Data section →
((

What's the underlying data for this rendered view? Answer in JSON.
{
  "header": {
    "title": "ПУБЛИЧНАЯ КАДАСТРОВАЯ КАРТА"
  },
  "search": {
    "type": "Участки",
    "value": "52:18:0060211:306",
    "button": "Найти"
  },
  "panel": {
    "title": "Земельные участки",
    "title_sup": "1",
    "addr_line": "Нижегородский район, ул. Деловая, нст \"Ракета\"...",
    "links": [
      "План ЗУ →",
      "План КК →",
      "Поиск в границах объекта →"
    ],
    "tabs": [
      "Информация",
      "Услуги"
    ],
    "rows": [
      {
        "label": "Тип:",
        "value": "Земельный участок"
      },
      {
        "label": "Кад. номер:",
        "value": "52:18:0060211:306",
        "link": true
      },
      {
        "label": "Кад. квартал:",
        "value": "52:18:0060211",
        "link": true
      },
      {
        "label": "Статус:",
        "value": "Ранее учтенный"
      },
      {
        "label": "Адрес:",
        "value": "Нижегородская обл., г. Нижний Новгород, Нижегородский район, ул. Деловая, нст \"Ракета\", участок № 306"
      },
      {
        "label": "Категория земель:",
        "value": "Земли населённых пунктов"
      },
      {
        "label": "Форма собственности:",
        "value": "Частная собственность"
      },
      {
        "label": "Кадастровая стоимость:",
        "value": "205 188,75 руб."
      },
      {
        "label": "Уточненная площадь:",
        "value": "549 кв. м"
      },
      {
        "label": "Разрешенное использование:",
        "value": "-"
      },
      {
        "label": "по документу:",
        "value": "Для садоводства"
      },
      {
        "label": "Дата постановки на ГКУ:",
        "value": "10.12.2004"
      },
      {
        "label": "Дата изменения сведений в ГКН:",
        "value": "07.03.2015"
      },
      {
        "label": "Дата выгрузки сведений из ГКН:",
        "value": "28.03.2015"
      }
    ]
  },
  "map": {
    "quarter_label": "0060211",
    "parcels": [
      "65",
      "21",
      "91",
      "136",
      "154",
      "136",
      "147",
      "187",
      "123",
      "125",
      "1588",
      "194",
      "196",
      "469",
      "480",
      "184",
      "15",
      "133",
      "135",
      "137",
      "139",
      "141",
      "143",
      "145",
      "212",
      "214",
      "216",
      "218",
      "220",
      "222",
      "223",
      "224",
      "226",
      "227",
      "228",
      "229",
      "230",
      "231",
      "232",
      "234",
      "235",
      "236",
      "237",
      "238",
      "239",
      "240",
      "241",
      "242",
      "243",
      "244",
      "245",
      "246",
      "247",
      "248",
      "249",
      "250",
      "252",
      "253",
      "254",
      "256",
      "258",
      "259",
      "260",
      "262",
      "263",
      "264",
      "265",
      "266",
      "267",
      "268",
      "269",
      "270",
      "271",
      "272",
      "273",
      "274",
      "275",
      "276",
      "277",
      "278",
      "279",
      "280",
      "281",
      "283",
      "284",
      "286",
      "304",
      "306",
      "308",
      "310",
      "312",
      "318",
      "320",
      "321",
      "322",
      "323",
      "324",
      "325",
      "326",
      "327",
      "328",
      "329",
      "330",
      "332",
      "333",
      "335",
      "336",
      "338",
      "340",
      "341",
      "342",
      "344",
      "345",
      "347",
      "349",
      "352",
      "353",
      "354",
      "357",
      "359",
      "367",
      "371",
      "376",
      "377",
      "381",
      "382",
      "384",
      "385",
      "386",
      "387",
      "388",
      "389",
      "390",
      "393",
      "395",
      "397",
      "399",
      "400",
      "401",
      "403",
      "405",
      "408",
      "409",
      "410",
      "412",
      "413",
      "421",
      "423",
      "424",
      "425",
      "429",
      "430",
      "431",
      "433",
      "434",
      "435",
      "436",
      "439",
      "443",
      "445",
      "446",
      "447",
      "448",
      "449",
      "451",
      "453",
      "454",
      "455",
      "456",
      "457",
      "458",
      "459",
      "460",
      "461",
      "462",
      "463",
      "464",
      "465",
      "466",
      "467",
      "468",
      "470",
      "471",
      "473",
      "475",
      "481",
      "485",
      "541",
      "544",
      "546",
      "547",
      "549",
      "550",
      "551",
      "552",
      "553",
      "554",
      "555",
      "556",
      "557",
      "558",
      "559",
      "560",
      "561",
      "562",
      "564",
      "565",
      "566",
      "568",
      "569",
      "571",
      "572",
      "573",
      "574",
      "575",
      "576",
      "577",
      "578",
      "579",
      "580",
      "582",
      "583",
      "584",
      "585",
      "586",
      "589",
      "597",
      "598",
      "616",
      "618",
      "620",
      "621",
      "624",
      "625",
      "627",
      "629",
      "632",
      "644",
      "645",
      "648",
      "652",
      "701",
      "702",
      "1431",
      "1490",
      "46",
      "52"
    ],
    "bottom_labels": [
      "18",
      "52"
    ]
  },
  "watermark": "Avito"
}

))

Exercise →
Return the entries above exactly, each one complete.

Task answer →
What's the underlying data for this rendered view? Answer in JSON.
{
  "header": {
    "title": "ПУБЛИЧНАЯ КАДАСТРОВАЯ КАРТА"
  },
  "search": {
    "type": "Участки",
    "value": "52:18:0060211:306",
    "button": "Найти"
  },
  "panel": {
    "title": "Земельные участки",
    "title_sup": "1",
    "addr_line": "Нижегородский район, ул. Деловая, нст \"Ракета\"...",
    "links": [
      "План ЗУ →",
      "План КК →",
      "Поиск в границах объекта →"
    ],
    "tabs": [
      "Информация",
      "Услуги"
    ],
    "rows": [
      {
        "label": "Тип:",
        "value": "Земельный участок"
      },
      {
        "label": "Кад. номер:",
        "value": "52:18:0060211:306",
        "link": true
      },
      {
        "label": "Кад. квартал:",
        "value": "52:18:0060211",
        "link": true
      },
      {
        "label": "Статус:",
        "value": "Ранее учтенный"
      },
      {
        "label": "Адрес:",
        "value": "Нижегородская обл., г. Нижний Новгород, Нижегородский район, ул. Деловая, нст \"Ракета\", участок № 306"
      },
      {
        "label": "Категория земель:",
        "value": "Земли населённых пунктов"
      },
      {
        "label": "Форма собственности:",
        "value": "Частная собственность"
      },
      {
        "label": "Кадастровая стоимость:",
        "value": "205 188,75 руб."
      },
      {
        "label": "Уточненная площадь:",
        "value": "549 кв. м"
      },
      {
        "label": "Разрешенное использование:",
        "value": "-"
      },
      {
        "label": "по документу:",
        "value": "Для садоводства"
      },
      {
        "label": "Дата постановки на ГКУ:",
        "value": "10.12.2004"
      },
      {
        "label": "Дата изменения сведений в ГКН:",
        "value": "07.03.2015"
      },
      {
        "label": "Дата выгрузки сведений из ГКН:",
        "value": "28.03.2015"
      }
    ]
  },
  "map": {
    "quarter_label": "0060211",
    "parcels": [
      "65",
      "21",
      "91",
      "136",
      "154",
      "136",
      "147",
      "187",
      "123",
      "125",
      "1588",
      "194",
      "196",
      "469",
      "480",
      "184",
      "15",
      "133",
      "135",
      "137",
      "139",
      "141",
      "143",
      "145",
      "212",
      "214",
      "216",
      "218",
      "220",
      "222",
      "223",
      "224",
      "226",
      "227",
      "228",
      "229",
      "230",
      "231",
      "232",
      "234",
      "235",
      "236",
      "237",
      "238",
      "239",
      "240",
      "241",
      "242",
      "243",
      "244",
      "245",
      "246",
      "247",
      "248",
      "249",
      "250",
      "252",
      "253",
      "254",
      "256",
      "258",
      "259",
      "260",
      "262",
      "263",
      "264",
      "265",
      "266",
      "267",
      "268",
      "269",
      "270",
      "271",
      "272",
      "273",
      "274",
      "275",
      "276",
      "277",
      "278",
      "279",
      "280",
      "281",
      "283",
      "284",
      "286",
      "304",
      "306",
      "308",
      "310",
      "312",
      "318",
      "320",
      "321",
      "322",
      "323",
      "324",
      "325",
      "326",
      "327",
      "328",
      "329",
      "330",
      "332",
      "333",
      "335",
      "336",
      "338",
      "340",
      "341",
      "342",
      "344",
      "345",
      "347",
      "349",
      "352",
      "353",
      "354",
      "357",
      "359",
      "367",
      "371",
      "376",
      "377",
      "381",
      "382",
      "384",
      "385",
      "386",
      "387",
      "388",
      "389",
      "390",
      "393",
      "395",
      "397",
      "399",
      "400",
      "401",
      "403",
      "405",
      "408",
      "409",
      "410",
      "412",
      "413",
      "421",
      "423",
      "424",
      "425",
      "429",
      "430",
      "431",
      "433",
      "434",
      "435",
      "436",
      "439",
      "443",
      "445",
      "446",
      "447",
      "448",
      "449",
      "451",
      "453",
      "454",
      "455",
      "456",
      "457",
      "458",
      "459",
      "460",
      "461",
      "462",
      "463",
      "464",
      "465",
      "466",
      "467",
      "468",
      "470",
      "471",
      "473",
      "475",
      "481",
      "485",
      "541",
      "544",
      "546",
      "547",
      "549",
      "550",
      "551",
      "552",
      "553",
      "554",
      "555",
      "556",
      "557",
      "558",
      "559",
      "560",
      "561",
      "562",
      "564",
      "565",
      "566",
      "568",
      "569",
      "571",
      "572",
      "573",
      "574",
      "575",
      "576",
      "577",
      "578",
      "579",
      "580",
      "582",
      "583",
      "584",
      "585",
      "586",
      "589",
      "597",
      "598",
      "616",
      "618",
      "620",
      "621",
      "624",
      "625",
      "627",
      "629",
      "632",
      "644",
      "645",
      "648",
      "652",
      "701",
      "702",
      "1431",
      "1490",
      "46",
      "52"
    ],
    "bottom_labels": [
      "18",
      "52"
    ]
  },
  "watermark": "Avito"
}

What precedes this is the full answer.